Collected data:
= = = = = = =

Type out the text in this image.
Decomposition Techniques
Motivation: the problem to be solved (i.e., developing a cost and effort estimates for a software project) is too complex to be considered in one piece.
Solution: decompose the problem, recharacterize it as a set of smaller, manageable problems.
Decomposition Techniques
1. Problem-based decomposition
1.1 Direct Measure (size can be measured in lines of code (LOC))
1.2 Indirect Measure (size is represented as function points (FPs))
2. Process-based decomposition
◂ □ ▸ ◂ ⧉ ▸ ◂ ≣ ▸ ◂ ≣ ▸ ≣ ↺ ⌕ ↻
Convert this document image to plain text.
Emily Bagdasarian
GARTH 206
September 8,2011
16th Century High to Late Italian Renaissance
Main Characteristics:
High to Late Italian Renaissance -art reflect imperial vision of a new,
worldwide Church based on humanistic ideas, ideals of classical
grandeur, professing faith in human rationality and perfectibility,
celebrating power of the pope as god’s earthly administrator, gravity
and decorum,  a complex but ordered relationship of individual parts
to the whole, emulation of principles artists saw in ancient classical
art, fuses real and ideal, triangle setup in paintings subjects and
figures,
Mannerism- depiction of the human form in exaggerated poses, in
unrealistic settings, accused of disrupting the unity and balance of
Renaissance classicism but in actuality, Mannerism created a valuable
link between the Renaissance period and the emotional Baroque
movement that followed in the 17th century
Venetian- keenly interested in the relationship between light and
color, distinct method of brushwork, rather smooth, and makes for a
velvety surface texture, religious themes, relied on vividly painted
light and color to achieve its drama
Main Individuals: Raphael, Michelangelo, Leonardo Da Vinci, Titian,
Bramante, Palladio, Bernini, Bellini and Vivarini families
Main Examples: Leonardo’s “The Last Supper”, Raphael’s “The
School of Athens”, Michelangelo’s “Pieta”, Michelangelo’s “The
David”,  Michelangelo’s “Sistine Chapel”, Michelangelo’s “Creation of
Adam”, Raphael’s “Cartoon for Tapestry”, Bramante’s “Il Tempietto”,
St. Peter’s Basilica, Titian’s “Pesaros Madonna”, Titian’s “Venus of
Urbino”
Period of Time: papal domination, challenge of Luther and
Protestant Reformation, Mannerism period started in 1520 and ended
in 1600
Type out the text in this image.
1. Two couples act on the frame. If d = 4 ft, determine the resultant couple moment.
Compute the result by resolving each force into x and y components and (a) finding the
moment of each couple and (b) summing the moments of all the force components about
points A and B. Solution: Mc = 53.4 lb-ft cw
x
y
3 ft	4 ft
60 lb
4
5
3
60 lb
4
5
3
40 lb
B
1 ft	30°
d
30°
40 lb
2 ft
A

= = = = = = =

PROBLEM REQUIREMENTS: Write every entry out again exactly.

COMPLETE OUTPUT:
Type out the text in this image.
Decomposition Techniques
Motivation: the problem to be solved (i.e., developing a cost and effort estimates for a software project) is too complex to be considered in one piece.
Solution: decompose the problem, recharacterize it as a set of smaller, manageable problems.
Decomposition Techniques
1. Problem-based decomposition
1.1 Direct Measure (size can be measured in lines of code (LOC))
1.2 Indirect Measure (size is represented as function points (FPs))
2. Process-based decomposition
◂ □ ▸ ◂ ⧉ ▸ ◂ ≣ ▸ ◂ ≣ ▸ ≣ ↺ ⌕ ↻
Convert this document image to plain text.
Emily Bagdasarian
GARTH 206
September 8,2011
16th Century High to Late Italian Renaissance
Main Characteristics:
High to Late Italian Renaissance -art reflect imperial vision of a new,
worldwide Church based on humanistic ideas, ideals of classical
grandeur, professing faith in human rationality and perfectibility,
celebrating power of the pope as god’s earthly administrator, gravity
and decorum,  a complex but ordered relationship of individual parts
to the whole, emulation of principles artists saw in ancient classical
art, fuses real and ideal, triangle setup in paintings subjects and
figures,
Mannerism- depiction of the human form in exaggerated poses, in
unrealistic settings, accused of disrupting the unity and balance of
Renaissance classicism but in actuality, Mannerism created a valuable
link between the Renaissance period and the emotional Baroque
movement that followed in the 17th century
Venetian- keenly interested in the relationship between light and
color, distinct method of brushwork, rather smooth, and makes for a
velvety surface texture, religious themes, relied on vividly painted
light and color to achieve its drama
Main Individuals: Raphael, Michelangelo, Leonardo Da Vinci, Titian,
Bramante, Palladio, Bernini, Bellini and Vivarini families
Main Examples: Leonardo’s “The Last Supper”, Raphael’s “The
School of Athens”, Michelangelo’s “Pieta”, Michelangelo’s “The
David”,  Michelangelo’s “Sistine Chapel”, Michelangelo’s “Creation of
Adam”, Raphael’s “Cartoon for Tapestry”, Bramante’s “Il Tempietto”,
St. Peter’s Basilica, Titian’s “Pesaros Madonna”, Titian’s “Venus of
Urbino”
Period of Time: papal domination, challenge of Luther and
Protestant Reformation, Mannerism period started in 1520 and ended
in 1600
Type out the text in this image.
1. Two couples act on the frame. If d = 4 ft, determine the resultant couple moment.
Compute the result by resolving each force into x and y components and (a) finding the
moment of each couple and (b) summing the moments of all the force components about
points A and B. Solution: Mc = 53.4 lb-ft cw
x
y
3 ft	4 ft
60 lb
4
5
3
60 lb
4
5
3
40 lb
B
1 ft	30°
d
30°
40 lb
2 ft
A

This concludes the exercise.